DIRECTIVE: Gather all lines from the material that contain the word "України".

ENTRIES SHOWN:
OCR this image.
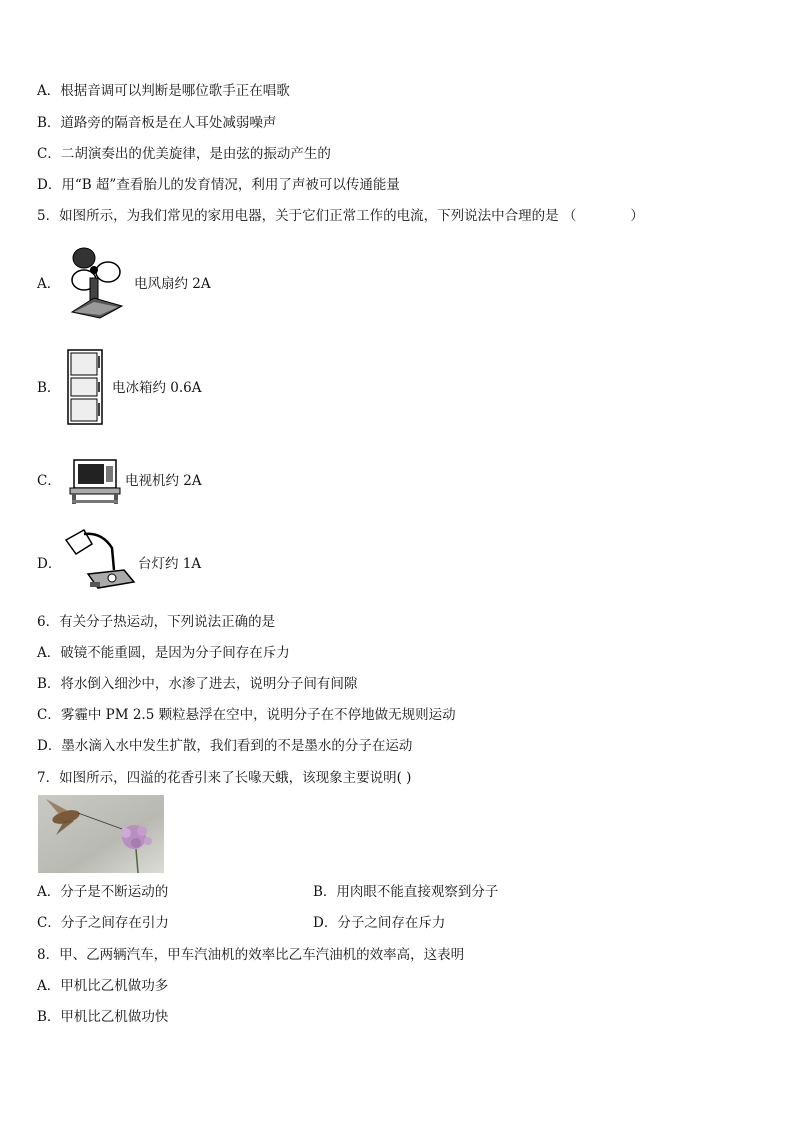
A．根据音调可以判断是哪位歌手正在唱歌
B．道路旁的隔音板是在人耳处减弱噪声
C．二胡演奏出的优美旋律，是由弦的振动产生的
D．用“B 超”查看胎儿的发育情况，利用了声被可以传通能量
5．如图所示，为我们常见的家用电器，关于它们正常工作的电流，下列说法中合理的是 （　　　　）
A．	电风扇约 2A
B．	电冰箱约 0.6A
C．	电视机约 2A
D．	台灯约 1A
6．有关分子热运动，下列说法正确的是
A．破镜不能重圆，是因为分子间存在斥力
B．将水倒入细沙中，水渗了进去，说明分子间有间隙
C．雾霾中 PM 2.5 颗粒悬浮在空中，说明分子在不停地做无规则运动
D．墨水滴入水中发生扩散，我们看到的不是墨水的分子在运动
7．如图所示，四溢的花香引来了长喙天蛾，该现象主要说明( )
A．分子是不断运动的	B．用肉眼不能直接观察到分子
C．分子之间存在引力	D．分子之间存在斥力
8．甲、乙两辆汽车，甲车汽油机的效率比乙车汽油机的效率高，这表明
A．甲机比乙机做功多
B．甲机比乙机做功快
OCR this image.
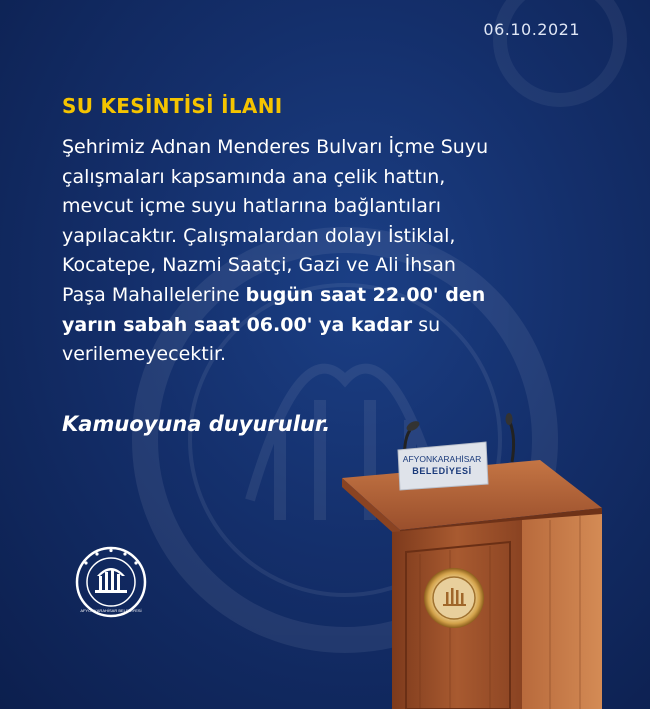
06.10.2021
SU KESİNTİSİ İLANI
Şehrimiz Adnan Menderes Bulvarı İçme Suyu
çalışmaları kapsamında ana çelik hattın,
mevcut içme suyu hatlarına bağlantıları
yapılacaktır. Çalışmalardan dolayı İstiklal,
Kocatepe, Nazmi Saatçi, Gazi ve Ali İhsan
Paşa Mahallelerine bugün saat 22.00' den
yarın sabah saat 06.00' ya kadar su
verilemeyecektir.
Kamuoyuna duyurulur.
AFYONKARAHİSAR BELEDİYESİ
AFYONKARAHİSAR
BELEDİYESİ
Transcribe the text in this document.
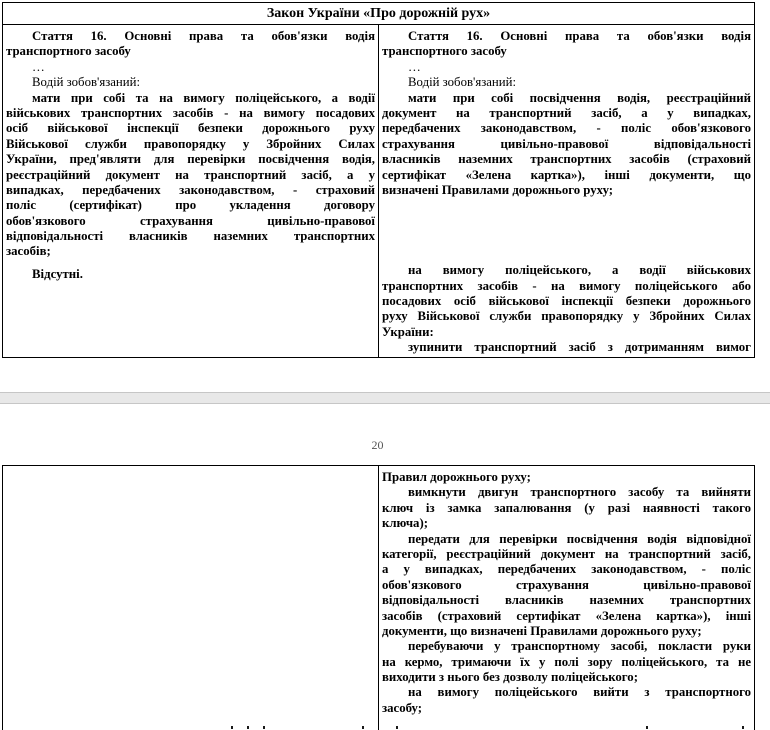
Закон України «Про дорожній рух»
Стаття 16. Основні права та обов'язки водія
транспортного засобу
…
Водій зобов'язаний:
мати при собі та на вимогу поліцейського, а водії
військових транспортних засобів - на вимогу посадових
осіб військової інспекції безпеки дорожнього руху
Військової служби правопорядку у Збройних Силах
України, пред'являти для перевірки посвідчення водія,
реєстраційний документ на транспортний засіб, а у
випадках, передбачених законодавством, - страховий
поліс (сертифікат) про укладення договору
обов'язкового страхування цивільно-правової
відповідальності власників наземних транспортних
засобів;
Відсутні.
Стаття 16. Основні права та обов'язки водія
транспортного засобу
…
Водій зобов'язаний:
мати при собі посвідчення водія, реєстраційний
документ на транспортний засіб, а у випадках,
передбачених законодавством, - поліс обов'язкового
страхування цивільно-правової відповідальності
власників наземних транспортних засобів (страховий
сертифікат «Зелена картка»), інші документи, що
визначені Правилами дорожнього руху;
на вимогу поліцейського, а водії військових
транспортних засобів - на вимогу поліцейського або
посадових осіб військової інспекції безпеки дорожнього
руху Військової служби правопорядку у Збройних Силах
України:
зупинити транспортний засіб з дотриманням вимог
20
Правил дорожнього руху;
вимкнути двигун транспортного засобу та вийняти
ключ із замка запалювання (у разі наявності такого
ключа);
передати для перевірки посвідчення водія відповідної
категорії, реєстраційний документ на транспортний засіб,
а у випадках, передбачених законодавством, - поліс
обов'язкового страхування цивільно-правової
відповідальності власників наземних транспортних
засобів (страховий сертифікат «Зелена картка»), інші
документи, що визначені Правилами дорожнього руху;
перебуваючи у транспортному засобі, покласти руки
на кермо, тримаючи їх у полі зору поліцейського, та не
виходити з нього без дозволу поліцейського;
на вимогу поліцейського вийти з транспортного
засобу;
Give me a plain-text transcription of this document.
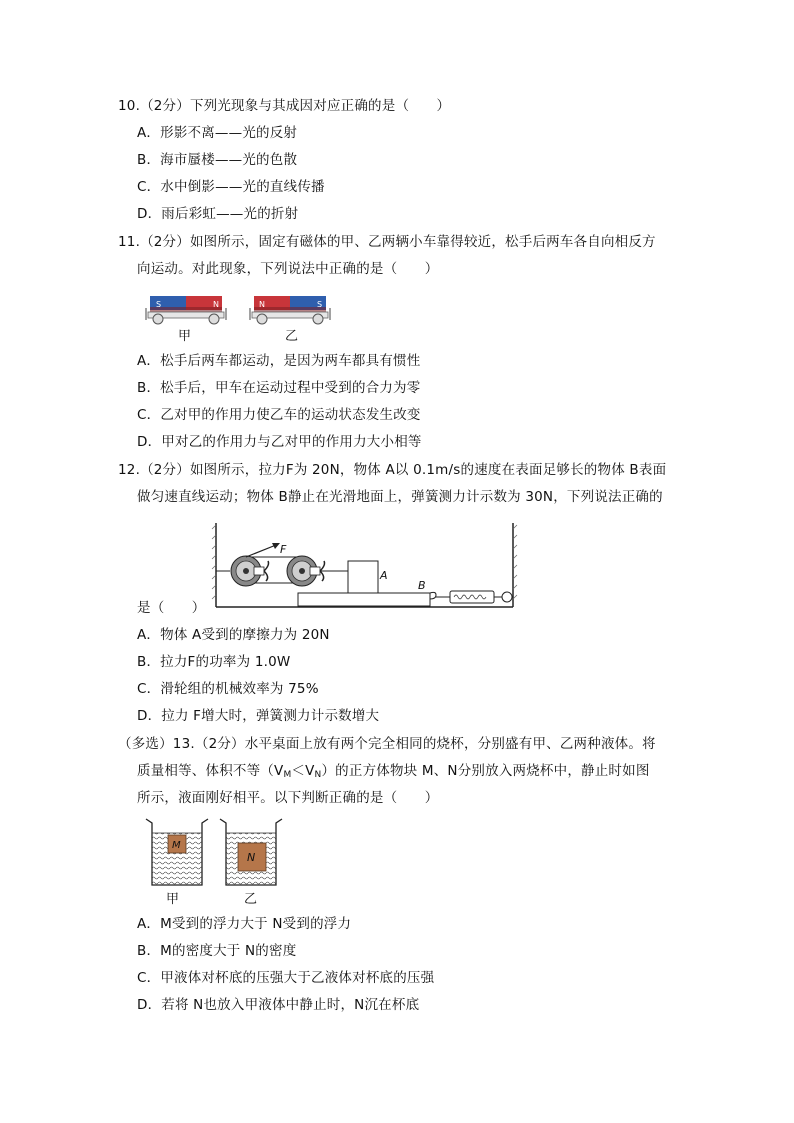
10.（2分）下列光现象与其成因对应正确的是（　　）
A．形影不离——光的反射
B．海市蜃楼——光的色散
C．水中倒影——光的直线传播
D．雨后彩虹——光的折射
11.（2分）如图所示，固定有磁体的甲、乙两辆小车靠得较近，松手后两车各自向相反方
向运动。对此现象，下列说法中正确的是（　　）
S	N
甲
N	S
乙
A．松手后两车都运动，是因为两车都具有惯性
B．松手后，甲车在运动过程中受到的合力为零
C．乙对甲的作用力使乙车的运动状态发生改变
D．甲对乙的作用力与乙对甲的作用力大小相等
12.（2分）如图所示，拉力F为 20N，物体 A以 0.1m/s的速度在表面足够长的物体 B表面
做匀速直线运动；物体 B静止在光滑地面上，弹簧测力计示数为 30N，下列说法正确的
F
A
B
是（　　）
A．物体 A受到的摩擦力为 20N
B．拉力F的功率为 1.0W
C．滑轮组的机械效率为 75%
D．拉力 F增大时，弹簧测力计示数增大
（多选）13.（2分）水平桌面上放有两个完全相同的烧杯，分别盛有甲、乙两种液体。将
质量相等、体积不等$(V_M<V_N)$的正方体物块 M、N分别放入两烧杯中，静止时如图
所示，液面刚好相平。以下判断正确的是（　　）
M
甲
N
乙
A．M受到的浮力大于 N受到的浮力
B．M的密度大于 N的密度
C．甲液体对杯底的压强大于乙液体对杯底的压强
D．若将 N也放入甲液体中静止时，N沉在杯底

THE ANSWER:
Закон України «Про дорожній рух»
України, пред'являти для перевірки посвідчення водія,
України:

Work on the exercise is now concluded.